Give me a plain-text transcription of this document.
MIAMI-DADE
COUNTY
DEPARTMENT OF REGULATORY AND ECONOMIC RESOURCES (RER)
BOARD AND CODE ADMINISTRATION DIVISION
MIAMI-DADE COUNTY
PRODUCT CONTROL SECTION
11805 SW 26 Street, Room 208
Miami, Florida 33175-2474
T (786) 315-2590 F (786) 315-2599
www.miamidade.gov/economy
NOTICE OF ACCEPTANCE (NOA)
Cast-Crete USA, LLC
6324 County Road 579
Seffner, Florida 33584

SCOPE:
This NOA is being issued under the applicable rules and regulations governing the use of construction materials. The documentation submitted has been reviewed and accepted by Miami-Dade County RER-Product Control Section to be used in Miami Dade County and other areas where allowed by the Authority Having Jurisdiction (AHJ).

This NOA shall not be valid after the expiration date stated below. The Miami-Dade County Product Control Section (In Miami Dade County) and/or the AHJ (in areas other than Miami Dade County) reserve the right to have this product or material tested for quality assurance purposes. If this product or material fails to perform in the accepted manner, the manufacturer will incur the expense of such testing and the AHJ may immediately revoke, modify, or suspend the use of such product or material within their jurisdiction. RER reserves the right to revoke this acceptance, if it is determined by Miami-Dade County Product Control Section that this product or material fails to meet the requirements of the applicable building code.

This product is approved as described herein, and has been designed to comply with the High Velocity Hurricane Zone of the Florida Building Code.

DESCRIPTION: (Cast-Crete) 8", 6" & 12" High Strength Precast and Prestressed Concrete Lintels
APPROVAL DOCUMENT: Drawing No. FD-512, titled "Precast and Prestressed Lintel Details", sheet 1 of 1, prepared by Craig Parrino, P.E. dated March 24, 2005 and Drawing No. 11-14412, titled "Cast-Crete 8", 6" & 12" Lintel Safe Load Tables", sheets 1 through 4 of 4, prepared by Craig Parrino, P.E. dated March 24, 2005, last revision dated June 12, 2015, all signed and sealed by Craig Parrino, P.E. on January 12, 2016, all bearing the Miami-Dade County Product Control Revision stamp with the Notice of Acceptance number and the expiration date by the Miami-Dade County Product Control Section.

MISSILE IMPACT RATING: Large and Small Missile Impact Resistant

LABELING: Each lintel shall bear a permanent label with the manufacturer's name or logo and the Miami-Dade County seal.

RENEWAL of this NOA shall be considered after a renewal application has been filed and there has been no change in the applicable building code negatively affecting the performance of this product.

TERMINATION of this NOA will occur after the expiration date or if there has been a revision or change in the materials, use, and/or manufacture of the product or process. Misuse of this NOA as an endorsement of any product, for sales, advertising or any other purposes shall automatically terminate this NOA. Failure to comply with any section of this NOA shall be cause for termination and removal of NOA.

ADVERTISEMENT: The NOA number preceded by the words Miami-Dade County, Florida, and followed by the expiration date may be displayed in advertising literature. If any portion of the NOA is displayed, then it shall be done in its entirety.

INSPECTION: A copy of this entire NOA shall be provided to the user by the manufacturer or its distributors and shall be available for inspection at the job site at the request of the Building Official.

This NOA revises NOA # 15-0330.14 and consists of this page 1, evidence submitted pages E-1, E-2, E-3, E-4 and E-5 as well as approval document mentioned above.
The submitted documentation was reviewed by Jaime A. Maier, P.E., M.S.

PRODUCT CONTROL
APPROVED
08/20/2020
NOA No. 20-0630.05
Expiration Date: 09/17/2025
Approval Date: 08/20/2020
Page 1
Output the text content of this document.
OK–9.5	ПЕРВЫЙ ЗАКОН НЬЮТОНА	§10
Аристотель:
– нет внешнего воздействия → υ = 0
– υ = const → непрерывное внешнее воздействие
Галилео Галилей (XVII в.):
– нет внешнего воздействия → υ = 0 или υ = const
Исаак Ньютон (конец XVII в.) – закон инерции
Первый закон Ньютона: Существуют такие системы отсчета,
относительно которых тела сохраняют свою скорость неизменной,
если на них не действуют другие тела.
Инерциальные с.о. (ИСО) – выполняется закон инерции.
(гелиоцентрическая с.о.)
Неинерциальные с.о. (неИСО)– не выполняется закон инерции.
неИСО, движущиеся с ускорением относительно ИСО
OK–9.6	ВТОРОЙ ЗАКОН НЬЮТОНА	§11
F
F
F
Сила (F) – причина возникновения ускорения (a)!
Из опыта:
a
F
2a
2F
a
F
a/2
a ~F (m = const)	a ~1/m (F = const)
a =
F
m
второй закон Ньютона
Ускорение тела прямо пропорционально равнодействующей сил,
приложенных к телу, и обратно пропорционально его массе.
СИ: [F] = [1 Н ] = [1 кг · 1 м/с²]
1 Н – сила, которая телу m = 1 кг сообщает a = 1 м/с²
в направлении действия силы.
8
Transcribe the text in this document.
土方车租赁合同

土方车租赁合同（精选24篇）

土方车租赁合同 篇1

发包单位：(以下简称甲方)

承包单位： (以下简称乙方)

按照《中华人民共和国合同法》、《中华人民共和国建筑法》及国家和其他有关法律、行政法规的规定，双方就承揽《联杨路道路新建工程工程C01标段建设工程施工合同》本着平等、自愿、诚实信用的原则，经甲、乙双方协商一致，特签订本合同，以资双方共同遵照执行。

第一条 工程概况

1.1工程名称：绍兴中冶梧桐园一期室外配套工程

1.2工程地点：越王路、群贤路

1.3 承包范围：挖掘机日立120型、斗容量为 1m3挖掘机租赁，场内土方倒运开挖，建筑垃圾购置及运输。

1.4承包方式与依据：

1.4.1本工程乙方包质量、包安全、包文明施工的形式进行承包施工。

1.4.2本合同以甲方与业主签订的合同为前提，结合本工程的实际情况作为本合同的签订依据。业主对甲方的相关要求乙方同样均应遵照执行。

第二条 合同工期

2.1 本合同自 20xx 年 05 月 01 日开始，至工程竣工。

THE TASK:
Print the records once more, exactly as they were given.

RESPONSE FOR THIS EXERCISE:
Give me a plain-text transcription of this document.
MIAMI-DADE
COUNTY
DEPARTMENT OF REGULATORY AND ECONOMIC RESOURCES (RER)
BOARD AND CODE ADMINISTRATION DIVISION
MIAMI-DADE COUNTY
PRODUCT CONTROL SECTION
11805 SW 26 Street, Room 208
Miami, Florida 33175-2474
T (786) 315-2590 F (786) 315-2599
www.miamidade.gov/economy
NOTICE OF ACCEPTANCE (NOA)
Cast-Crete USA, LLC
6324 County Road 579
Seffner, Florida 33584

SCOPE:
This NOA is being issued under the applicable rules and regulations governing the use of construction materials. The documentation submitted has been reviewed and accepted by Miami-Dade County RER-Product Control Section to be used in Miami Dade County and other areas where allowed by the Authority Having Jurisdiction (AHJ).

This NOA shall not be valid after the expiration date stated below. The Miami-Dade County Product Control Section (In Miami Dade County) and/or the AHJ (in areas other than Miami Dade County) reserve the right to have this product or material tested for quality assurance purposes. If this product or material fails to perform in the accepted manner, the manufacturer will incur the expense of such testing and the AHJ may immediately revoke, modify, or suspend the use of such product or material within their jurisdiction. RER reserves the right to revoke this acceptance, if it is determined by Miami-Dade County Product Control Section that this product or material fails to meet the requirements of the applicable building code.

This product is approved as described herein, and has been designed to comply with the High Velocity Hurricane Zone of the Florida Building Code.

DESCRIPTION: (Cast-Crete) 8", 6" & 12" High Strength Precast and Prestressed Concrete Lintels
APPROVAL DOCUMENT: Drawing No. FD-512, titled "Precast and Prestressed Lintel Details", sheet 1 of 1, prepared by Craig Parrino, P.E. dated March 24, 2005 and Drawing No. 11-14412, titled "Cast-Crete 8", 6" & 12" Lintel Safe Load Tables", sheets 1 through 4 of 4, prepared by Craig Parrino, P.E. dated March 24, 2005, last revision dated June 12, 2015, all signed and sealed by Craig Parrino, P.E. on January 12, 2016, all bearing the Miami-Dade County Product Control Revision stamp with the Notice of Acceptance number and the expiration date by the Miami-Dade County Product Control Section.

MISSILE IMPACT RATING: Large and Small Missile Impact Resistant

LABELING: Each lintel shall bear a permanent label with the manufacturer's name or logo and the Miami-Dade County seal.

RENEWAL of this NOA shall be considered after a renewal application has been filed and there has been no change in the applicable building code negatively affecting the performance of this product.

TERMINATION of this NOA will occur after the expiration date or if there has been a revision or change in the materials, use, and/or manufacture of the product or process. Misuse of this NOA as an endorsement of any product, for sales, advertising or any other purposes shall automatically terminate this NOA. Failure to comply with any section of this NOA shall be cause for termination and removal of NOA.

ADVERTISEMENT: The NOA number preceded by the words Miami-Dade County, Florida, and followed by the expiration date may be displayed in advertising literature. If any portion of the NOA is displayed, then it shall be done in its entirety.

INSPECTION: A copy of this entire NOA shall be provided to the user by the manufacturer or its distributors and shall be available for inspection at the job site at the request of the Building Official.

This NOA revises NOA # 15-0330.14 and consists of this page 1, evidence submitted pages E-1, E-2, E-3, E-4 and E-5 as well as approval document mentioned above.
The submitted documentation was reviewed by Jaime A. Maier, P.E., M.S.

PRODUCT CONTROL
APPROVED
08/20/2020
NOA No. 20-0630.05
Expiration Date: 09/17/2025
Approval Date: 08/20/2020
Page 1
Output the text content of this document.
OK–9.5	ПЕРВЫЙ ЗАКОН НЬЮТОНА	§10
Аристотель:
– нет внешнего воздействия → υ = 0
– υ = const → непрерывное внешнее воздействие
Галилео Галилей (XVII в.):
– нет внешнего воздействия → υ = 0 или υ = const
Исаак Ньютон (конец XVII в.) – закон инерции
Первый закон Ньютона: Существуют такие системы отсчета,
относительно которых тела сохраняют свою скорость неизменной,
если на них не действуют другие тела.
Инерциальные с.о. (ИСО) – выполняется закон инерции.
(гелиоцентрическая с.о.)
Неинерциальные с.о. (неИСО)– не выполняется закон инерции.
неИСО, движущиеся с ускорением относительно ИСО
OK–9.6	ВТОРОЙ ЗАКОН НЬЮТОНА	§11
F
F
F
Сила (F) – причина возникновения ускорения (a)!
Из опыта:
a
F
2a
2F
a
F
a/2
a ~F (m = const)	a ~1/m (F = const)
a =
F
m
второй закон Ньютона
Ускорение тела прямо пропорционально равнодействующей сил,
приложенных к телу, и обратно пропорционально его массе.
СИ: [F] = [1 Н ] = [1 кг · 1 м/с²]
1 Н – сила, которая телу m = 1 кг сообщает a = 1 м/с²
в направлении действия силы.
8
Transcribe the text in this document.
土方车租赁合同

土方车租赁合同（精选24篇）

土方车租赁合同 篇1

发包单位：(以下简称甲方)

承包单位： (以下简称乙方)

按照《中华人民共和国合同法》、《中华人民共和国建筑法》及国家和其他有关法律、行政法规的规定，双方就承揽《联杨路道路新建工程工程C01标段建设工程施工合同》本着平等、自愿、诚实信用的原则，经甲、乙双方协商一致，特签订本合同，以资双方共同遵照执行。

第一条 工程概况

1.1工程名称：绍兴中冶梧桐园一期室外配套工程

1.2工程地点：越王路、群贤路

1.3 承包范围：挖掘机日立120型、斗容量为 1m3挖掘机租赁，场内土方倒运开挖，建筑垃圾购置及运输。

1.4承包方式与依据：

1.4.1本工程乙方包质量、包安全、包文明施工的形式进行承包施工。

1.4.2本合同以甲方与业主签订的合同为前提，结合本工程的实际情况作为本合同的签订依据。业主对甲方的相关要求乙方同样均应遵照执行。

第二条 合同工期

2.1 本合同自 20xx 年 05 月 01 日开始，至工程竣工。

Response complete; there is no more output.